● **What to do**:
Count how many lines of the material hold "period". Respond with that number alone.

━━━ Data section

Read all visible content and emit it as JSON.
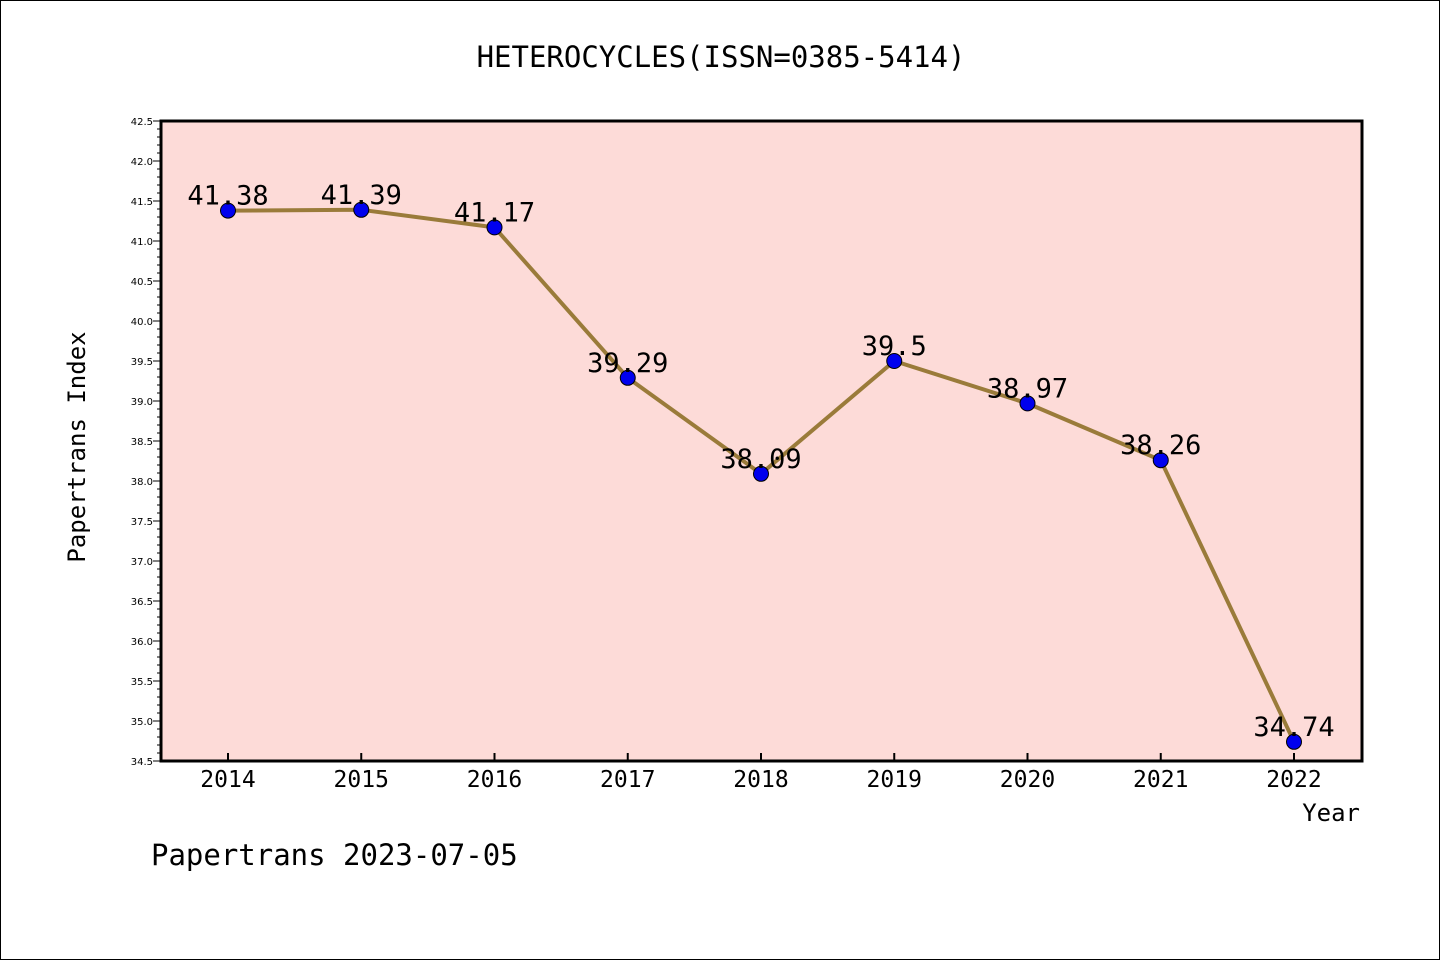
{
  "chart_data": {
    "type": "line",
    "title": "HETEROCYCLES(ISSN=0385-5414)",
    "xlabel": "Year",
    "ylabel": "Papertrans Index",
    "categories": [
      "2014",
      "2015",
      "2016",
      "2017",
      "2018",
      "2019",
      "2020",
      "2021",
      "2022"
    ],
    "series": [
      {
        "values": [
          41.38,
          41.39,
          41.17,
          39.29,
          38.09,
          39.5,
          38.97,
          38.26,
          34.74
        ],
        "data_labels": [
          "41.38",
          "41.39",
          "41.17",
          "39.29",
          "38.09",
          "39.5",
          "38.97",
          "38.26",
          "34.74"
        ]
      }
    ],
    "ylim": [
      34.5,
      42.5
    ],
    "y_ticks": [
      "34.5",
      "35.0",
      "35.5",
      "36.0",
      "36.5",
      "37.0",
      "37.5",
      "38.0",
      "38.5",
      "39.0",
      "39.5",
      "40.0",
      "40.5",
      "41.0",
      "41.5",
      "42.0",
      "42.5"
    ],
    "grid": false,
    "legend": "none",
    "footer": "Papertrans 2023-07-05",
    "colors": {
      "plot_background": "#fddbd8",
      "line": "#9a7b3a",
      "marker": "#0000ee",
      "axis": "#000000"
    }
  }
}
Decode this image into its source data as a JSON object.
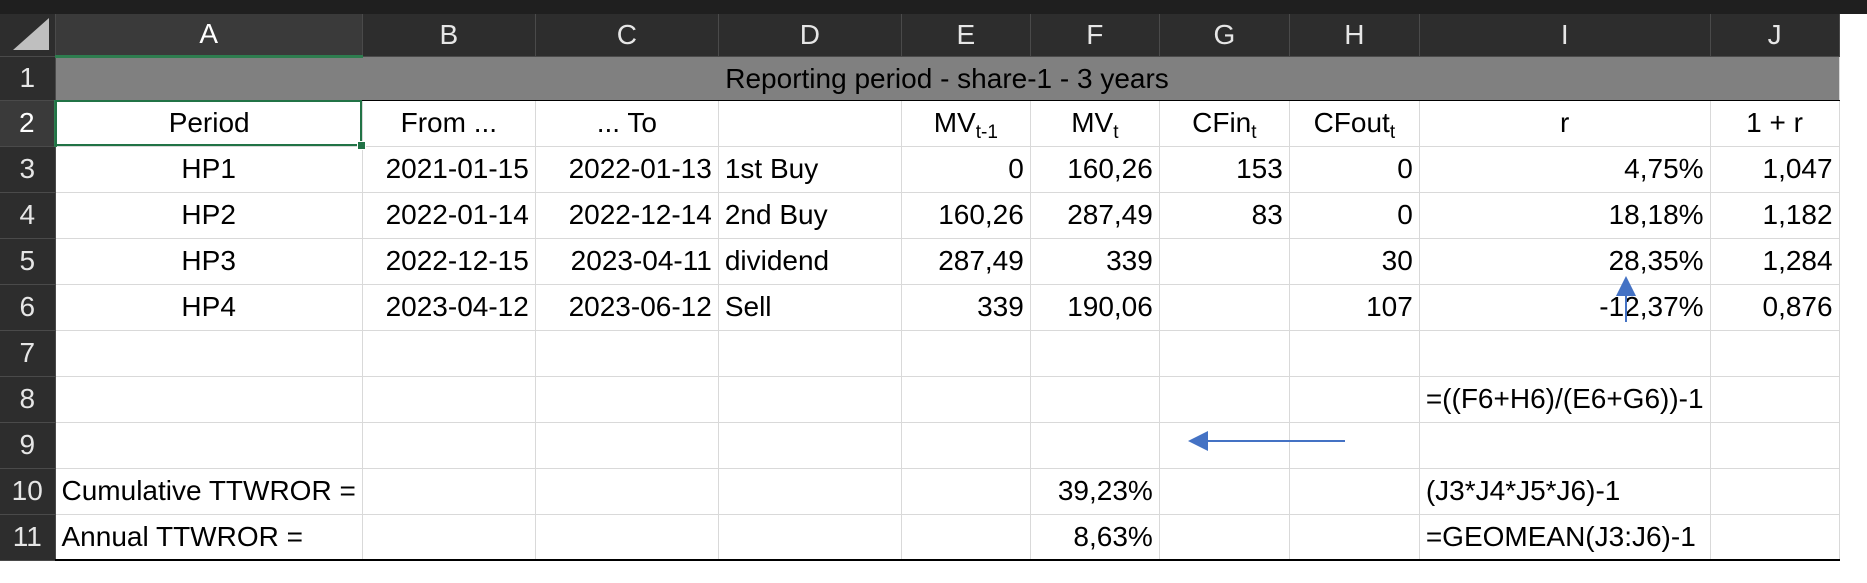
{
  "columns": [
    "A",
    "B",
    "C",
    "D",
    "E",
    "F",
    "G",
    "H",
    "I",
    "J"
  ],
  "rows": [
    "1",
    "2",
    "3",
    "4",
    "5",
    "6",
    "7",
    "8",
    "9",
    "10",
    "11"
  ],
  "banner": "Reporting period - share-1 - 3 years",
  "headers": {
    "period": "Period",
    "from": "From ...",
    "to": "... To",
    "d": "",
    "mv_prev_base": "MV",
    "mv_prev_sub": "t-1",
    "mv_base": "MV",
    "mv_sub": "t",
    "cfin_base": "CFin",
    "cfin_sub": "t",
    "cfout_base": "CFout",
    "cfout_sub": "t",
    "r": "r",
    "one_plus_r": "1 + r"
  },
  "data_rows": [
    {
      "period": "HP1",
      "from": "2021-01-15",
      "to": "2022-01-13",
      "desc": "1st Buy",
      "mv_prev": "0",
      "mv": "160,26",
      "cfin": "153",
      "cfout": "0",
      "r": "4,75%",
      "one_plus_r": "1,047"
    },
    {
      "period": "HP2",
      "from": "2022-01-14",
      "to": "2022-12-14",
      "desc": "2nd Buy",
      "mv_prev": "160,26",
      "mv": "287,49",
      "cfin": "83",
      "cfout": "0",
      "r": "18,18%",
      "one_plus_r": "1,182"
    },
    {
      "period": "HP3",
      "from": "2022-12-15",
      "to": "2023-04-11",
      "desc": "dividend",
      "mv_prev": "287,49",
      "mv": "339",
      "cfin": "",
      "cfout": "30",
      "r": "28,35%",
      "one_plus_r": "1,284"
    },
    {
      "period": "HP4",
      "from": "2023-04-12",
      "to": "2023-06-12",
      "desc": "Sell",
      "mv_prev": "339",
      "mv": "190,06",
      "cfin": "",
      "cfout": "107",
      "r": "-12,37%",
      "one_plus_r": "0,876"
    }
  ],
  "formula_r": "=((F6+H6)/(E6+G6))-1",
  "cumulative": {
    "label": "Cumulative TTWROR =",
    "value": "39,23%",
    "formula": "(J3*J4*J5*J6)-1"
  },
  "annual": {
    "label": "Annual TTWROR =",
    "value": "8,63%",
    "formula": "=GEOMEAN(J3:J6)-1"
  },
  "colors": {
    "header_bg": "#2d2d2d",
    "banner": "#808080",
    "selection": "#217346",
    "arrow": "#4472c4"
  }
}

━━━━━━

● **Expected output**:
6